Doris Simon: Man entgeht ihm kaum in diesen Tagen: Martin Luther, der Begründer der Evangelischen Kirche, heute vor 499 Jahren soll Luther seine berühmten 95 Thesen gegen den Ablasshandel an die Schlosskirche von Wittenberg geschlagen haben. Damit fing alles an, was schließlich in einer eigenständigen Evangelischen Kirche endete.
- Günther Beckstein ist evangelischer Christ, er war stellvertretender Vizepräses der Synode der Evangelischen Kirche und bayerischer Ministerpräsident. Guten Tag!
Günther Beckstein: Ein herzliches Grüß Gott!
Simon: Herr Beckstein, Sie haben ja bereits vor Jahren gefordert, Ihre Kirche müsse lutherischer werden. Jetzt gibt es eine neue Luther-Bibelübersetzung, Luther-Kochbücher, Luther-Playmobil-Männchen, ein Jahr mit Luther-Feierlichkeiten. Ist es das, was Ihre Kirche braucht?

▶ ZU BEARBEITENDE AUFGABEN:
- 1) Wogegen richteten sich laut dem Gespräch über Luther die 95 Thesen, die Luther an die Schlosskirche von Wittenberg geschlagen haben soll?
- 2) Setzen Sie das Gespräch über Luther im Anschluss an die zuletzt gestellte Frage fort.

(Einträge aus einem Datensatz)
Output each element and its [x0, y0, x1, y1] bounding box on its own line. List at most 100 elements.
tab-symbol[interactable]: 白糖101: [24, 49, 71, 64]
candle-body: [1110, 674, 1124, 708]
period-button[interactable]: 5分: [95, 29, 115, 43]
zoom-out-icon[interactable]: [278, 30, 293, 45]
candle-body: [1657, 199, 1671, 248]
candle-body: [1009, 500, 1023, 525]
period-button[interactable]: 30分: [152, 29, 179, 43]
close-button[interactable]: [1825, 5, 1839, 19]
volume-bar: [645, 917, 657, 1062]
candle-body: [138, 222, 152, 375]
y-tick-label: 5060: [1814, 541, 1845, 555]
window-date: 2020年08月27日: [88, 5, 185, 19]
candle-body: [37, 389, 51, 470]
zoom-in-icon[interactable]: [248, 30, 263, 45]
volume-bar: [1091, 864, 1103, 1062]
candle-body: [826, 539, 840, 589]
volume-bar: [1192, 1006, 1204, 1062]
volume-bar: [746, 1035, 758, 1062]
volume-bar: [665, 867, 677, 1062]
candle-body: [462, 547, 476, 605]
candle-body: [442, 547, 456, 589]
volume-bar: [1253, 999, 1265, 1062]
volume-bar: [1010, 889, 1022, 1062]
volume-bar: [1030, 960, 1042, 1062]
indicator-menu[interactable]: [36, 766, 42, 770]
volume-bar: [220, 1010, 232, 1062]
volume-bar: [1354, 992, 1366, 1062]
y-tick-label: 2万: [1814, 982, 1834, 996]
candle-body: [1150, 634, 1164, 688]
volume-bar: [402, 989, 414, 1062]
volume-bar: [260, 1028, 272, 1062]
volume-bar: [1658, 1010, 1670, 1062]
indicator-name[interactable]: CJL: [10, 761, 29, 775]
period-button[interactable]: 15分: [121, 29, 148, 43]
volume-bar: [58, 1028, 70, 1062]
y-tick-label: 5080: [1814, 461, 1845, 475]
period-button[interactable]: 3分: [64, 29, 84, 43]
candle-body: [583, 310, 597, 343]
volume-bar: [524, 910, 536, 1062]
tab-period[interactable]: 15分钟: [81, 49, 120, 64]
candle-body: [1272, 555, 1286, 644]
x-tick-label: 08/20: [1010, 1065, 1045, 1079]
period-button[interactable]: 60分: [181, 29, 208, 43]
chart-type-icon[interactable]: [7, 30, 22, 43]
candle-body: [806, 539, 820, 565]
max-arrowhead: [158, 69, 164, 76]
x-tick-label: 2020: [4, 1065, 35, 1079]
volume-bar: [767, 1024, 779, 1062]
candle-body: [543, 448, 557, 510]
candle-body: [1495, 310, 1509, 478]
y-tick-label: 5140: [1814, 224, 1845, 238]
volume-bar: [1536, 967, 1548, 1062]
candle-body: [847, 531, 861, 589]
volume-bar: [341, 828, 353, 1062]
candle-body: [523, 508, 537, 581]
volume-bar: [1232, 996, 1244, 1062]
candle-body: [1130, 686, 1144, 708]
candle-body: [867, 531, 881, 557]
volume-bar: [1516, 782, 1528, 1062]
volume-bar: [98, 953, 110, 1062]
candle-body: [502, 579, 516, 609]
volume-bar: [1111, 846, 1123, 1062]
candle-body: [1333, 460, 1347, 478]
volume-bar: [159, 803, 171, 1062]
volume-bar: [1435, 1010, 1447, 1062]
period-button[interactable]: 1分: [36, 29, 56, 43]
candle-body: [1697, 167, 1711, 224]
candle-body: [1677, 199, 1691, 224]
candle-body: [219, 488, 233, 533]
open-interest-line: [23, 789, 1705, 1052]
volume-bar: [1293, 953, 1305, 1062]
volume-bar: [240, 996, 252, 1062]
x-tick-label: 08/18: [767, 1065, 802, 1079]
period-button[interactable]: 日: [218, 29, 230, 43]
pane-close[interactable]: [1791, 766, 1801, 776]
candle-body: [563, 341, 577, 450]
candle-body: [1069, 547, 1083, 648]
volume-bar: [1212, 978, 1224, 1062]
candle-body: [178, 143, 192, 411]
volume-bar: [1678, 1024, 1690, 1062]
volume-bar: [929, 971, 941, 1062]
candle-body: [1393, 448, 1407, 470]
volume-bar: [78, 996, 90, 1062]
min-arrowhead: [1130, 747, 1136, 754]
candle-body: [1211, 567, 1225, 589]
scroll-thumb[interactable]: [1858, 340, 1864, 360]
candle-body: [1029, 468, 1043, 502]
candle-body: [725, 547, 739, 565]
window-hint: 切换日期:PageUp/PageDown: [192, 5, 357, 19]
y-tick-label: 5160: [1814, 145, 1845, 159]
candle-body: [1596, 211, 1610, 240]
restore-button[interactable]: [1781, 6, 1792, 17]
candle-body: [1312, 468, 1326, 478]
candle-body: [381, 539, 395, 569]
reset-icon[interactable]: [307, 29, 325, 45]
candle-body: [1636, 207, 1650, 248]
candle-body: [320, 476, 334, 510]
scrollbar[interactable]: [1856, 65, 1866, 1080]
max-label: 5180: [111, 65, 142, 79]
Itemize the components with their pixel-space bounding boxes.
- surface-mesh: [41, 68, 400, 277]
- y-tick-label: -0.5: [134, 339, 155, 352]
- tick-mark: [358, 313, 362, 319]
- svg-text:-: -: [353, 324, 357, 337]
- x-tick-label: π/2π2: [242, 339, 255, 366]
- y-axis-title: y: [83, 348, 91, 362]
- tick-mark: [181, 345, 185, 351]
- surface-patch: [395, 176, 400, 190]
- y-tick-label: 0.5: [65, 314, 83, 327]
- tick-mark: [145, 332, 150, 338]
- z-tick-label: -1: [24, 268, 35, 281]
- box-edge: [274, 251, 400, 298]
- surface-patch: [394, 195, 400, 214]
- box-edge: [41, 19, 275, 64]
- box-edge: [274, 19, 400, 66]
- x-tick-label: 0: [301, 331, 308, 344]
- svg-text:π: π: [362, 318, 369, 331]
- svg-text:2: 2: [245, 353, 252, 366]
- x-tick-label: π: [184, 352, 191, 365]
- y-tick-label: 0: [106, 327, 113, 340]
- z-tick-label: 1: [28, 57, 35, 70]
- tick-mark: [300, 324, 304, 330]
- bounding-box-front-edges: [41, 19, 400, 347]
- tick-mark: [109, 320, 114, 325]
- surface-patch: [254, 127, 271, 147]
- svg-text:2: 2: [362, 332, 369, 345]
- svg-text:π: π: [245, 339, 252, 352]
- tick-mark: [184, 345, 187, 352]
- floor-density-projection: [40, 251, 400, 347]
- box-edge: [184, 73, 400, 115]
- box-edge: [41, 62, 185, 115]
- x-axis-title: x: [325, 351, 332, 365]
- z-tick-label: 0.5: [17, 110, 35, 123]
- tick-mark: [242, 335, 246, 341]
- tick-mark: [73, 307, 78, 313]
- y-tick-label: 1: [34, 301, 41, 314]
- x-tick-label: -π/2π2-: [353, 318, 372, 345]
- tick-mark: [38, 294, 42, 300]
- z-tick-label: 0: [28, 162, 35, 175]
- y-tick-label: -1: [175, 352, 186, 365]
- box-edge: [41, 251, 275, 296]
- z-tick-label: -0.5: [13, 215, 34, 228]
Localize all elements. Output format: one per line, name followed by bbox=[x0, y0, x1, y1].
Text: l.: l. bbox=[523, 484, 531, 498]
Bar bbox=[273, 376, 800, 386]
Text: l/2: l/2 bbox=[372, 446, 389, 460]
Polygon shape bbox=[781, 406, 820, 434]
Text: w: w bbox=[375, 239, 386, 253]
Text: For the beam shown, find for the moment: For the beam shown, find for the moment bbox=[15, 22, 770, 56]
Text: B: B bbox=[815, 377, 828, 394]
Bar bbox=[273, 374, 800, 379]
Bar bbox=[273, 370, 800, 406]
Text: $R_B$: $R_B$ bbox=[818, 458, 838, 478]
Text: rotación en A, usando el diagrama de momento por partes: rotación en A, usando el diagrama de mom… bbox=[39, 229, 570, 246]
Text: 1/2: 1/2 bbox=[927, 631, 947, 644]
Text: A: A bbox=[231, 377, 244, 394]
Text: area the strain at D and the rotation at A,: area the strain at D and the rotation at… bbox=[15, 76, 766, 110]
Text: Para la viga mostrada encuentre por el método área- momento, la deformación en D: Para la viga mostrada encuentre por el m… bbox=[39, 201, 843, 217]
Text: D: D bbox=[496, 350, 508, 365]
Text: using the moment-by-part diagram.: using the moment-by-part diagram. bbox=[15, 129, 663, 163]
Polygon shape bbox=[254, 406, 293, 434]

▶ DIE ANTWORTEN:
- 1) Gegen den Ablasshandel.

- 2)
Beckstein: Offen gestanden gibt es manche Äußerlichkeiten, die mich ein Stück weit nerven. Dass es ein Luther-Bier und Luther-Nudeln gibt, dass es Playmobil-Figuren gibt, das sind Äußerlichkeiten. Was mir gefällt ist in der Tat die neue Luther-Bibel, eine Bibel, die sich näher an die Übersetzung von Martin Luther anlehnt als die bisherige, auch mit größter Sensibilität vorgegangen ist. Und was mich auch wirklich beeindruckt ist, dass dieses Jubiläum dazu führt, dass in enger Abstimmung zwischen der Katholischen und Evangelischen Kirche jetzt ein solches Jubiläum begangen wird, nicht mehr wie früher, wo das in harter Gegnerschaft war, sondern jetzt, wo man gemeinsam ein Christusfest feiert. Das halte ich für einen großen Fortschritt.
Simon: Sie sprechen ja an, dass Papst Franziskus heute nach Lund in Schweden fährt zum Lutherischen Weltbund. Er hat sich bisher in Sachen Ökumene eher zurückgehalten. Glauben Sie, dass das Luther-Jahr den Beginn einer wunderbaren Freundschaft bedeuten könnte?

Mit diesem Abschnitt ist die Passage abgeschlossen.